* _Task brief_: Every entry that follows needs to be repeated exactly.

(Stored data entries)
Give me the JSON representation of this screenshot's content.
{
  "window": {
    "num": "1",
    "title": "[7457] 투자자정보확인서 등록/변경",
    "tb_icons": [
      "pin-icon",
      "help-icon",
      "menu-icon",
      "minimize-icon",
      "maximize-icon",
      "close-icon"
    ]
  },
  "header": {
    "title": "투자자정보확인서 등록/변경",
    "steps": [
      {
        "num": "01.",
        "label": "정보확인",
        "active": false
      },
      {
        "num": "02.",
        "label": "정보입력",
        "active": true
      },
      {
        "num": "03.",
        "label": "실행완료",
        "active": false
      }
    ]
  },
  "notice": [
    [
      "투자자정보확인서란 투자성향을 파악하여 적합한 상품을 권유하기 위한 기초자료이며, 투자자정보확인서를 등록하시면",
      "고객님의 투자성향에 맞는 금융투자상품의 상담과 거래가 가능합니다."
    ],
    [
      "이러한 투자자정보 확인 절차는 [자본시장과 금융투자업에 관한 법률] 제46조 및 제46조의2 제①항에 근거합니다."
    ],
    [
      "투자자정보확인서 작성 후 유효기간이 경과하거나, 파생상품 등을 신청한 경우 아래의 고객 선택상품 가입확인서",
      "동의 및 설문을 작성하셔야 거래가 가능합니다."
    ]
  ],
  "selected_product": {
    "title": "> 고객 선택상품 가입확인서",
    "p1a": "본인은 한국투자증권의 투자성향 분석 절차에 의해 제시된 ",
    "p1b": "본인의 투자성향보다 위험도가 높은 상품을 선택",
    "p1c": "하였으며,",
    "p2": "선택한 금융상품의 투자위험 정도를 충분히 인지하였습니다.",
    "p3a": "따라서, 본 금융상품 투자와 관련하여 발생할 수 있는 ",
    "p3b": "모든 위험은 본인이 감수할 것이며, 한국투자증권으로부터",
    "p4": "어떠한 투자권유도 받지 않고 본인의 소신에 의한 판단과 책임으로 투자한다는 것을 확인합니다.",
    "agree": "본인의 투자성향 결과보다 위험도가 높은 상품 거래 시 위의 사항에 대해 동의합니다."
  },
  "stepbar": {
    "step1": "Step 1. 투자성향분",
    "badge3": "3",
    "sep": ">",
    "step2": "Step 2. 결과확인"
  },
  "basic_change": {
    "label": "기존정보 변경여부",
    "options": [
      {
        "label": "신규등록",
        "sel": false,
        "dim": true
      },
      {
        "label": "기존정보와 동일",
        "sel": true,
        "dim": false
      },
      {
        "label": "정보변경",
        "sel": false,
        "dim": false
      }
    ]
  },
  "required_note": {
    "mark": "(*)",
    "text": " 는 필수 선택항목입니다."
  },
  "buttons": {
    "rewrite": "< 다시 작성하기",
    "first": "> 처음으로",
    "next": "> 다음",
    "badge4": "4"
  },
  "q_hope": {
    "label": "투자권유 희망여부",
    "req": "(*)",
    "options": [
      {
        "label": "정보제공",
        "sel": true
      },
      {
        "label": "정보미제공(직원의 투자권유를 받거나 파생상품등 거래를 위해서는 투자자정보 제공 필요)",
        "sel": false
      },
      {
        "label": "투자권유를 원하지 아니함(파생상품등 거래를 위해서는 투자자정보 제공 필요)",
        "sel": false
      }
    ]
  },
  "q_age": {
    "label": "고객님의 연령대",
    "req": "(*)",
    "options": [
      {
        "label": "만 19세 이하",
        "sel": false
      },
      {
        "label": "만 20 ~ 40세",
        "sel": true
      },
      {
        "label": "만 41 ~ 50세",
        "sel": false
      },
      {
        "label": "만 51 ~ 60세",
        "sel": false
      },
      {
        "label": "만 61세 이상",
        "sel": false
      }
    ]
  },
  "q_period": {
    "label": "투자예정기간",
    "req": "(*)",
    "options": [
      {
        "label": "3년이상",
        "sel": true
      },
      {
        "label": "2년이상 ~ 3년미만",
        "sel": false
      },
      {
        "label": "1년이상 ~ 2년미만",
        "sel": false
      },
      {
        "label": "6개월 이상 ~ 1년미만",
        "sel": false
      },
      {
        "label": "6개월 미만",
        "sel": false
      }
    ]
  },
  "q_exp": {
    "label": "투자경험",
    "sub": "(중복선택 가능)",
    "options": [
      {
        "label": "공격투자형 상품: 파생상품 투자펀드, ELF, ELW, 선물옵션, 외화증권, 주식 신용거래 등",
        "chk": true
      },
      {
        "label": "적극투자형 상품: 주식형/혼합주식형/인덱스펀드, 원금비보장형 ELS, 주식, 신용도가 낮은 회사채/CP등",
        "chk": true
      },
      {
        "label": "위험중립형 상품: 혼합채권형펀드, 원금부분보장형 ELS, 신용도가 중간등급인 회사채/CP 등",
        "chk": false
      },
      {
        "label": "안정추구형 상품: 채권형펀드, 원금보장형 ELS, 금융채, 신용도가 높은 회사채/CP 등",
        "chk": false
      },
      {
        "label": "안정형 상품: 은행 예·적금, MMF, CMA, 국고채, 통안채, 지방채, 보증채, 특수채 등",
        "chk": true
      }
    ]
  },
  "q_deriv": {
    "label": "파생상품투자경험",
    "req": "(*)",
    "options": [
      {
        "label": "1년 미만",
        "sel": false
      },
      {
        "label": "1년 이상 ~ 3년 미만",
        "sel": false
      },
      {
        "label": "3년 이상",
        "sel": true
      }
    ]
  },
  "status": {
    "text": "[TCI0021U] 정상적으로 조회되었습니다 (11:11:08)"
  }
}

* _Exercise solution_:
Give me the JSON representation of this screenshot's content.
{
  "window": {
    "num": "1",
    "title": "[7457] 투자자정보확인서 등록/변경",
    "tb_icons": [
      "pin-icon",
      "help-icon",
      "menu-icon",
      "minimize-icon",
      "maximize-icon",
      "close-icon"
    ]
  },
  "header": {
    "title": "투자자정보확인서 등록/변경",
    "steps": [
      {
        "num": "01.",
        "label": "정보확인",
        "active": false
      },
      {
        "num": "02.",
        "label": "정보입력",
        "active": true
      },
      {
        "num": "03.",
        "label": "실행완료",
        "active": false
      }
    ]
  },
  "notice": [
    [
      "투자자정보확인서란 투자성향을 파악하여 적합한 상품을 권유하기 위한 기초자료이며, 투자자정보확인서를 등록하시면",
      "고객님의 투자성향에 맞는 금융투자상품의 상담과 거래가 가능합니다."
    ],
    [
      "이러한 투자자정보 확인 절차는 [자본시장과 금융투자업에 관한 법률] 제46조 및 제46조의2 제①항에 근거합니다."
    ],
    [
      "투자자정보확인서 작성 후 유효기간이 경과하거나, 파생상품 등을 신청한 경우 아래의 고객 선택상품 가입확인서",
      "동의 및 설문을 작성하셔야 거래가 가능합니다."
    ]
  ],
  "selected_product": {
    "title": "> 고객 선택상품 가입확인서",
    "p1a": "본인은 한국투자증권의 투자성향 분석 절차에 의해 제시된 ",
    "p1b": "본인의 투자성향보다 위험도가 높은 상품을 선택",
    "p1c": "하였으며,",
    "p2": "선택한 금융상품의 투자위험 정도를 충분히 인지하였습니다.",
    "p3a": "따라서, 본 금융상품 투자와 관련하여 발생할 수 있는 ",
    "p3b": "모든 위험은 본인이 감수할 것이며, 한국투자증권으로부터",
    "p4": "어떠한 투자권유도 받지 않고 본인의 소신에 의한 판단과 책임으로 투자한다는 것을 확인합니다.",
    "agree": "본인의 투자성향 결과보다 위험도가 높은 상품 거래 시 위의 사항에 대해 동의합니다."
  },
  "stepbar": {
    "step1": "Step 1. 투자성향분",
    "badge3": "3",
    "sep": ">",
    "step2": "Step 2. 결과확인"
  },
  "basic_change": {
    "label": "기존정보 변경여부",
    "options": [
      {
        "label": "신규등록",
        "sel": false,
        "dim": true
      },
      {
        "label": "기존정보와 동일",
        "sel": true,
        "dim": false
      },
      {
        "label": "정보변경",
        "sel": false,
        "dim": false
      }
    ]
  },
  "required_note": {
    "mark": "(*)",
    "text": " 는 필수 선택항목입니다."
  },
  "buttons": {
    "rewrite": "< 다시 작성하기",
    "first": "> 처음으로",
    "next": "> 다음",
    "badge4": "4"
  },
  "q_hope": {
    "label": "투자권유 희망여부",
    "req": "(*)",
    "options": [
      {
        "label": "정보제공",
        "sel": true
      },
      {
        "label": "정보미제공(직원의 투자권유를 받거나 파생상품등 거래를 위해서는 투자자정보 제공 필요)",
        "sel": false
      },
      {
        "label": "투자권유를 원하지 아니함(파생상품등 거래를 위해서는 투자자정보 제공 필요)",
        "sel": false
      }
    ]
  },
  "q_age": {
    "label": "고객님의 연령대",
    "req": "(*)",
    "options": [
      {
        "label": "만 19세 이하",
        "sel": false
      },
      {
        "label": "만 20 ~ 40세",
        "sel": true
      },
      {
        "label": "만 41 ~ 50세",
        "sel": false
      },
      {
        "label": "만 51 ~ 60세",
        "sel": false
      },
      {
        "label": "만 61세 이상",
        "sel": false
      }
    ]
  },
  "q_period": {
    "label": "투자예정기간",
    "req": "(*)",
    "options": [
      {
        "label": "3년이상",
        "sel": true
      },
      {
        "label": "2년이상 ~ 3년미만",
        "sel": false
      },
      {
        "label": "1년이상 ~ 2년미만",
        "sel": false
      },
      {
        "label": "6개월 이상 ~ 1년미만",
        "sel": false
      },
      {
        "label": "6개월 미만",
        "sel": false
      }
    ]
  },
  "q_exp": {
    "label": "투자경험",
    "sub": "(중복선택 가능)",
    "options": [
      {
        "label": "공격투자형 상품: 파생상품 투자펀드, ELF, ELW, 선물옵션, 외화증권, 주식 신용거래 등",
        "chk": true
      },
      {
        "label": "적극투자형 상품: 주식형/혼합주식형/인덱스펀드, 원금비보장형 ELS, 주식, 신용도가 낮은 회사채/CP등",
        "chk": true
      },
      {
        "label": "위험중립형 상품: 혼합채권형펀드, 원금부분보장형 ELS, 신용도가 중간등급인 회사채/CP 등",
        "chk": false
      },
      {
        "label": "안정추구형 상품: 채권형펀드, 원금보장형 ELS, 금융채, 신용도가 높은 회사채/CP 등",
        "chk": false
      },
      {
        "label": "안정형 상품: 은행 예·적금, MMF, CMA, 국고채, 통안채, 지방채, 보증채, 특수채 등",
        "chk": true
      }
    ]
  },
  "q_deriv": {
    "label": "파생상품투자경험",
    "req": "(*)",
    "options": [
      {
        "label": "1년 미만",
        "sel": false
      },
      {
        "label": "1년 이상 ~ 3년 미만",
        "sel": false
      },
      {
        "label": "3년 이상",
        "sel": true
      }
    ]
  },
  "status": {
    "text": "[TCI0021U] 정상적으로 조회되었습니다 (11:11:08)"
  }
}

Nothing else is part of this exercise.